* Begin Dataset content *

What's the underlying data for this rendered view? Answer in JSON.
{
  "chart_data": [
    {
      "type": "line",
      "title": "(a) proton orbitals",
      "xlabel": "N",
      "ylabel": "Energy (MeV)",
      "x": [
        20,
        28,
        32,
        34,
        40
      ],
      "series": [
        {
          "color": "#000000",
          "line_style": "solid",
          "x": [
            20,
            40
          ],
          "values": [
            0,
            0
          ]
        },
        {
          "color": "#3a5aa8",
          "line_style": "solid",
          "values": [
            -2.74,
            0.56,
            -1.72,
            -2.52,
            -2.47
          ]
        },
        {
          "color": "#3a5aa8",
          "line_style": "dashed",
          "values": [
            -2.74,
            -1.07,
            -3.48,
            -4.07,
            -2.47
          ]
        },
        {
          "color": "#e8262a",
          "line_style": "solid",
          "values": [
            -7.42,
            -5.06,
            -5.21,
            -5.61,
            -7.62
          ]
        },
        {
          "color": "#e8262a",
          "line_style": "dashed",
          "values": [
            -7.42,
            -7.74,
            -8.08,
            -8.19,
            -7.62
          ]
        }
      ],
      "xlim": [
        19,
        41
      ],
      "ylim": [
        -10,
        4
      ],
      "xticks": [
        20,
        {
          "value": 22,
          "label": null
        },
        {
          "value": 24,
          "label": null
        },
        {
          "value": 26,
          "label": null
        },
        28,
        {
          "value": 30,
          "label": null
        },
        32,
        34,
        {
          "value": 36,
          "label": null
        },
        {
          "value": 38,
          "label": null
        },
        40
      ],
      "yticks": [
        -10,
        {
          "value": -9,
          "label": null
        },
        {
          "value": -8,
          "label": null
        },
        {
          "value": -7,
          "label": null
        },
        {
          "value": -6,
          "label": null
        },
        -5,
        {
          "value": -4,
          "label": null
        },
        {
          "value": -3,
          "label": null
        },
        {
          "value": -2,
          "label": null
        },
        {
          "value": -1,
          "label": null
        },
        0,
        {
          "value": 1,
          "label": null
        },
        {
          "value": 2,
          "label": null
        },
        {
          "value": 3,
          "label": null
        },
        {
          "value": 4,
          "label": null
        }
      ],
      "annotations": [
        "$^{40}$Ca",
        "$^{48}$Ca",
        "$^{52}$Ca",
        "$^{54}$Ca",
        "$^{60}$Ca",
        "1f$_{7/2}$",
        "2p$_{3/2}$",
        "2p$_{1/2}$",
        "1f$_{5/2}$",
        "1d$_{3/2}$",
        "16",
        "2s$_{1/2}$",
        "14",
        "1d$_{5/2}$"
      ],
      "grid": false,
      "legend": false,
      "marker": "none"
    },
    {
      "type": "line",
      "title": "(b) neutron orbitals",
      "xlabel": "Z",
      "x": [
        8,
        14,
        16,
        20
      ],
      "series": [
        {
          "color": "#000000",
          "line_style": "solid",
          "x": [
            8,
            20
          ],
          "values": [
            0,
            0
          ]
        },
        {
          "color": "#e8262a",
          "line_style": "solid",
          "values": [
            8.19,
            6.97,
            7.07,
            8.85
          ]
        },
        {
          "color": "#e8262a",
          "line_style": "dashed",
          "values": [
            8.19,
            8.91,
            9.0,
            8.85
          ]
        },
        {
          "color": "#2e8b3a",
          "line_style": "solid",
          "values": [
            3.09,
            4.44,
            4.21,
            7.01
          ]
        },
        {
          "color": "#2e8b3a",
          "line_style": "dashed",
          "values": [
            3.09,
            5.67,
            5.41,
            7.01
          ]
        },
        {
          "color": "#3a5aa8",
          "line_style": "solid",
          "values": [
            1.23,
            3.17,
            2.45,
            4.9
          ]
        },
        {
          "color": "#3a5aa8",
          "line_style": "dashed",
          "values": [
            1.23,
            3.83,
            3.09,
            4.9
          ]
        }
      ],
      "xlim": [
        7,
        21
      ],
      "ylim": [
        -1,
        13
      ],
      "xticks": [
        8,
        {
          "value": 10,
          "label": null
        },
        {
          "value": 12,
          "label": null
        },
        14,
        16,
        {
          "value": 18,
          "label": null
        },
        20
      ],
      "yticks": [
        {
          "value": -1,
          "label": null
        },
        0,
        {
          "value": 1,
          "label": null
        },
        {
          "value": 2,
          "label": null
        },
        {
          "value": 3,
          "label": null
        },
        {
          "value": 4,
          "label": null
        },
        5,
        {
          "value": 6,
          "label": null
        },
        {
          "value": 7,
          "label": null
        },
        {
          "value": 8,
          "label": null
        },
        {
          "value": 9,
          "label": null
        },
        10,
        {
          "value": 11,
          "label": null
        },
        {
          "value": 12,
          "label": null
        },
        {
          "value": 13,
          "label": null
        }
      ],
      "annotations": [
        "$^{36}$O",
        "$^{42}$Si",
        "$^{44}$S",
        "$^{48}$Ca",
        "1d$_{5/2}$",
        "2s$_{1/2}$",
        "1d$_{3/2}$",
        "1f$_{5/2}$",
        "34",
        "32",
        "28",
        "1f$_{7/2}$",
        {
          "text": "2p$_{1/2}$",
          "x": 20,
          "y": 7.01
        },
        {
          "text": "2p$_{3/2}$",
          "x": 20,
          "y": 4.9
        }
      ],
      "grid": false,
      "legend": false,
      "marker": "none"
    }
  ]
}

* End Dataset content *

Task:
Where a line contains the string "orbitals", extract that line.

In response:
      "title": "(a) proton orbitals",
      "title": "(b) neutron orbitals",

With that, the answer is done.